### [EXERCISE DIRECTIONS]
Copy out the whole listing exactly as written, leaving the pictures behind.

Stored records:
## start

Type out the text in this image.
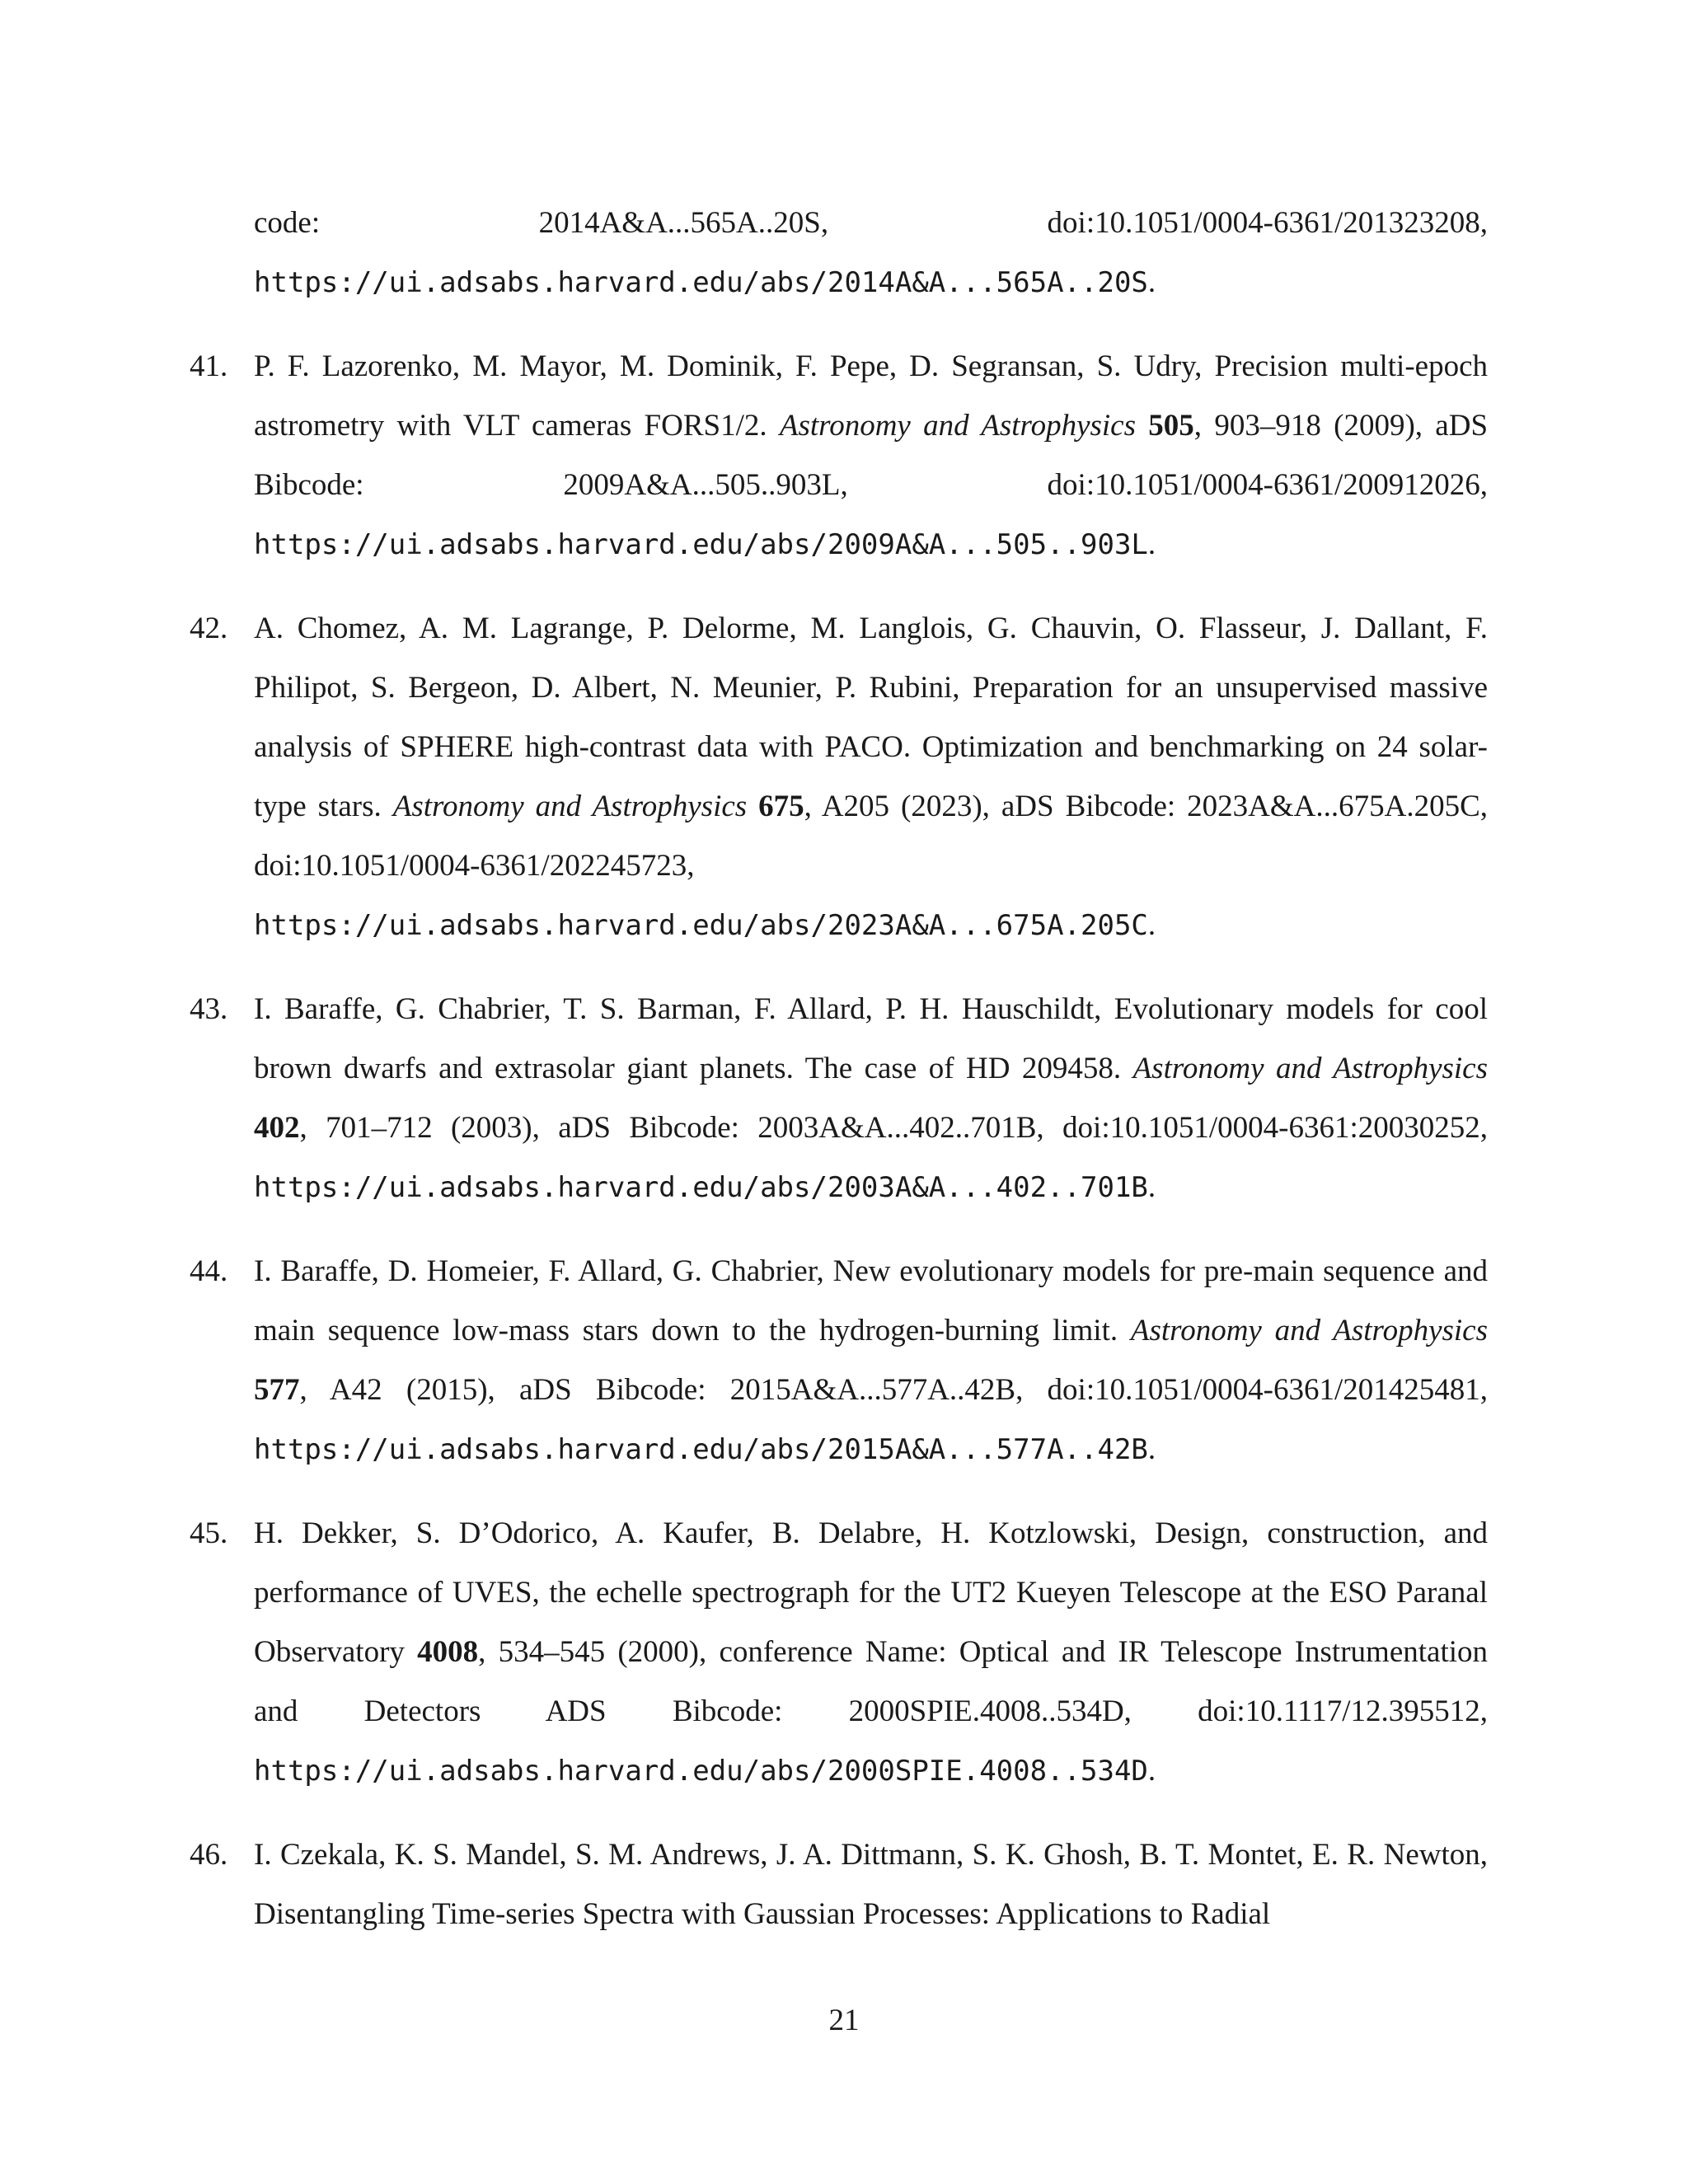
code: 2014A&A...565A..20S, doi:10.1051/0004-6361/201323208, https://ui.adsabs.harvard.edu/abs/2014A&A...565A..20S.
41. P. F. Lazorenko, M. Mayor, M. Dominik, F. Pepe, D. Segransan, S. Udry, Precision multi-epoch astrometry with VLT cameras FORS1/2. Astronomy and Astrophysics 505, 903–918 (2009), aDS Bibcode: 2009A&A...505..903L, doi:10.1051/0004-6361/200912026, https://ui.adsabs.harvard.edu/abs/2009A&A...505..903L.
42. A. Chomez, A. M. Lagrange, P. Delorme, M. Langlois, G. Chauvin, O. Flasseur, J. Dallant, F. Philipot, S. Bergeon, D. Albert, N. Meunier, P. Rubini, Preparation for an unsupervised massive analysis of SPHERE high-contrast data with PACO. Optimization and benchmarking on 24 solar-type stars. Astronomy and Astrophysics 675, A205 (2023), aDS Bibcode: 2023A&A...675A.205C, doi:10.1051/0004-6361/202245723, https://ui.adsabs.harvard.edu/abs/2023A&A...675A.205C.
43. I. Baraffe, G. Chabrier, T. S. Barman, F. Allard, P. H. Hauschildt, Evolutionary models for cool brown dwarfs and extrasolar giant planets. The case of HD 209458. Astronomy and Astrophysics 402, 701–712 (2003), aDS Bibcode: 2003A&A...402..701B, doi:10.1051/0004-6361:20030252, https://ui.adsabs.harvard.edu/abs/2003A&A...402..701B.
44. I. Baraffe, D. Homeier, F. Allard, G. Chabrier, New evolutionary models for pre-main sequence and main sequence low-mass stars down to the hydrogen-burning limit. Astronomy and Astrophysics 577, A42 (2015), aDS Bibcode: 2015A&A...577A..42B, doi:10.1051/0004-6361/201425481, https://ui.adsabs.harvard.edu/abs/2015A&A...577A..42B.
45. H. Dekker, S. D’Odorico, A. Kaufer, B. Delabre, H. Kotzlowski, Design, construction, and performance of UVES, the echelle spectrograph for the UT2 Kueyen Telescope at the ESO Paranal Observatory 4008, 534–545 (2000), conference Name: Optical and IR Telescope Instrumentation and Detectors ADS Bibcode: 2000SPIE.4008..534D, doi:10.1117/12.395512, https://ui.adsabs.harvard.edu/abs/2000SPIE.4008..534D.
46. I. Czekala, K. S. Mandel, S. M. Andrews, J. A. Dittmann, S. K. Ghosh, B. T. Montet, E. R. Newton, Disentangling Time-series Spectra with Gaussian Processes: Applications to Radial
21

## end

### [ANSWER]
Type out the text in this image.
code: 2014A&A...565A..20S, doi:10.1051/0004-6361/201323208, https://ui.adsabs.harvard.edu/abs/2014A&A...565A..20S.
41. P. F. Lazorenko, M. Mayor, M. Dominik, F. Pepe, D. Segransan, S. Udry, Precision multi-epoch astrometry with VLT cameras FORS1/2. Astronomy and Astrophysics 505, 903–918 (2009), aDS Bibcode: 2009A&A...505..903L, doi:10.1051/0004-6361/200912026, https://ui.adsabs.harvard.edu/abs/2009A&A...505..903L.
42. A. Chomez, A. M. Lagrange, P. Delorme, M. Langlois, G. Chauvin, O. Flasseur, J. Dallant, F. Philipot, S. Bergeon, D. Albert, N. Meunier, P. Rubini, Preparation for an unsupervised massive analysis of SPHERE high-contrast data with PACO. Optimization and benchmarking on 24 solar-type stars. Astronomy and Astrophysics 675, A205 (2023), aDS Bibcode: 2023A&A...675A.205C, doi:10.1051/0004-6361/202245723, https://ui.adsabs.harvard.edu/abs/2023A&A...675A.205C.
43. I. Baraffe, G. Chabrier, T. S. Barman, F. Allard, P. H. Hauschildt, Evolutionary models for cool brown dwarfs and extrasolar giant planets. The case of HD 209458. Astronomy and Astrophysics 402, 701–712 (2003), aDS Bibcode: 2003A&A...402..701B, doi:10.1051/0004-6361:20030252, https://ui.adsabs.harvard.edu/abs/2003A&A...402..701B.
44. I. Baraffe, D. Homeier, F. Allard, G. Chabrier, New evolutionary models for pre-main sequence and main sequence low-mass stars down to the hydrogen-burning limit. Astronomy and Astrophysics 577, A42 (2015), aDS Bibcode: 2015A&A...577A..42B, doi:10.1051/0004-6361/201425481, https://ui.adsabs.harvard.edu/abs/2015A&A...577A..42B.
45. H. Dekker, S. D’Odorico, A. Kaufer, B. Delabre, H. Kotzlowski, Design, construction, and performance of UVES, the echelle spectrograph for the UT2 Kueyen Telescope at the ESO Paranal Observatory 4008, 534–545 (2000), conference Name: Optical and IR Telescope Instrumentation and Detectors ADS Bibcode: 2000SPIE.4008..534D, doi:10.1117/12.395512, https://ui.adsabs.harvard.edu/abs/2000SPIE.4008..534D.
46. I. Czekala, K. S. Mandel, S. M. Andrews, J. A. Dittmann, S. K. Ghosh, B. T. Montet, E. R. Newton, Disentangling Time-series Spectra with Gaussian Processes: Applications to Radial
21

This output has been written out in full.